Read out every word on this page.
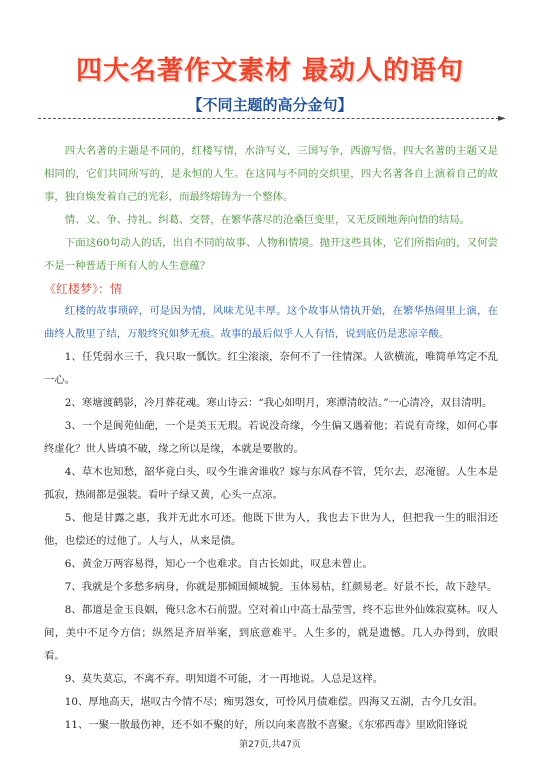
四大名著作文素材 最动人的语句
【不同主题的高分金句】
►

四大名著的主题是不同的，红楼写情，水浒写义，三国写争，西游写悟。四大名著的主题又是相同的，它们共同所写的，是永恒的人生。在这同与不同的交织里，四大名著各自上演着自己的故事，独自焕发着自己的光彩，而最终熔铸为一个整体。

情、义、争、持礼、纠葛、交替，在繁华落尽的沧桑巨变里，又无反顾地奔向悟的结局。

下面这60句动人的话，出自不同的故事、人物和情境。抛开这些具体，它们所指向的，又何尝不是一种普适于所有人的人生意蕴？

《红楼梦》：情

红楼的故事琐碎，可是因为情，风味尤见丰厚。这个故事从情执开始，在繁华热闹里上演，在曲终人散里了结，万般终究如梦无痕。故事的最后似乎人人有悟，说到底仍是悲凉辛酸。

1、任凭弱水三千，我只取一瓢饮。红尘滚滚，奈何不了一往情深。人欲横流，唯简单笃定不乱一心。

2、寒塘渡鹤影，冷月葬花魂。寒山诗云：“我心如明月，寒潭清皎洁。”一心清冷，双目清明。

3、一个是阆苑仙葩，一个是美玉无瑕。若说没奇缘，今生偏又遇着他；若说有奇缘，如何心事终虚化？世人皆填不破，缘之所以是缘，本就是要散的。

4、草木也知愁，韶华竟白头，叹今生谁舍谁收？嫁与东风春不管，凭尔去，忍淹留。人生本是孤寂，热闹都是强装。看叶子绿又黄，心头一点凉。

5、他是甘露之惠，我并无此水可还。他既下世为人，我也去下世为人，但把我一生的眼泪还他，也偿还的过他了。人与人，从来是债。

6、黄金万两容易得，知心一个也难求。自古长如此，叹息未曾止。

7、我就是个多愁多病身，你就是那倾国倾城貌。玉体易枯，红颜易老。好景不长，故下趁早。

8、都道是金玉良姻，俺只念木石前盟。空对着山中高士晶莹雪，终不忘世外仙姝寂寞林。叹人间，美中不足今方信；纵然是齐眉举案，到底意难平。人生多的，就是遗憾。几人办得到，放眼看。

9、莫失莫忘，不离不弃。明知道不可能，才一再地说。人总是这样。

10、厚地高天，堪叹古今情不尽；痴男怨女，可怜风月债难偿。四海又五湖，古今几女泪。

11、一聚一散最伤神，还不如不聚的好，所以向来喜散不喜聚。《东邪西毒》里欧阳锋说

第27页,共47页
____
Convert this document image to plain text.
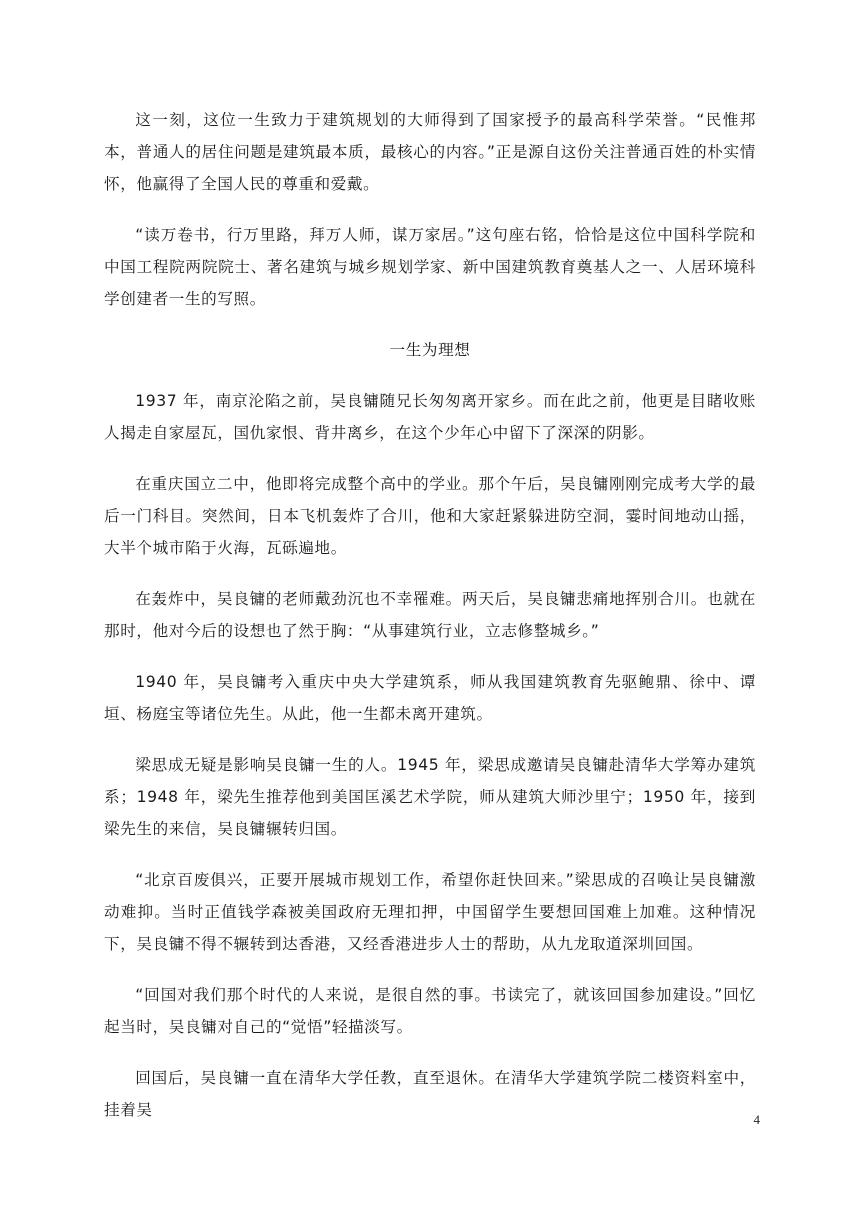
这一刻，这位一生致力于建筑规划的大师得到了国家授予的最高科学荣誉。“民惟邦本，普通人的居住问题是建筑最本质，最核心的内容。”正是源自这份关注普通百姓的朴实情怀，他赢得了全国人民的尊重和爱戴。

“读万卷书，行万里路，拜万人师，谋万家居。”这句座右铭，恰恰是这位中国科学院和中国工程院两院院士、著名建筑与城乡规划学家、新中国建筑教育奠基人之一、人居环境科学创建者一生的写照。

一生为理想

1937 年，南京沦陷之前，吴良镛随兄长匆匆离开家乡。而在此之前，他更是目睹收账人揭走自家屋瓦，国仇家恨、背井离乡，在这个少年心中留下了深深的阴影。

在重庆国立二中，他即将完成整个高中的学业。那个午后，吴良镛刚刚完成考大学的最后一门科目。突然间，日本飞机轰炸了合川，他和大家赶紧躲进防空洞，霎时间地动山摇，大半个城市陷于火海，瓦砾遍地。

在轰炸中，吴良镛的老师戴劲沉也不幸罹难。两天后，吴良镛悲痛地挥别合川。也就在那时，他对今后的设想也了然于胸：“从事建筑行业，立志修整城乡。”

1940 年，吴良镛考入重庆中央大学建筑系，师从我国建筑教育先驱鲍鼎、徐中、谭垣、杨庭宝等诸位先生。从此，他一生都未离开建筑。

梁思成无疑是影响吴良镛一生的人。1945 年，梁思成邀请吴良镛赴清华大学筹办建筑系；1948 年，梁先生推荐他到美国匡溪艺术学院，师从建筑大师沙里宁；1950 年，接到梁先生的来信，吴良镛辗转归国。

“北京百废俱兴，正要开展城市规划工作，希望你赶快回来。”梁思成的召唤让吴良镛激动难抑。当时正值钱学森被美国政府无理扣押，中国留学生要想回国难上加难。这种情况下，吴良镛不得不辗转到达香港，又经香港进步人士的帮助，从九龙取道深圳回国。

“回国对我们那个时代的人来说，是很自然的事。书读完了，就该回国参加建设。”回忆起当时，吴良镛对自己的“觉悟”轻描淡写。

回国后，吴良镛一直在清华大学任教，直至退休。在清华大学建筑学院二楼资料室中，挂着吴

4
____
- [EXERCISE BRIEF]:
Look through the data above. Copy every line with the string "this" in it.

- [THE COMPLETED TASK]:
Read out every word on this page.
Convert this document image to plain text.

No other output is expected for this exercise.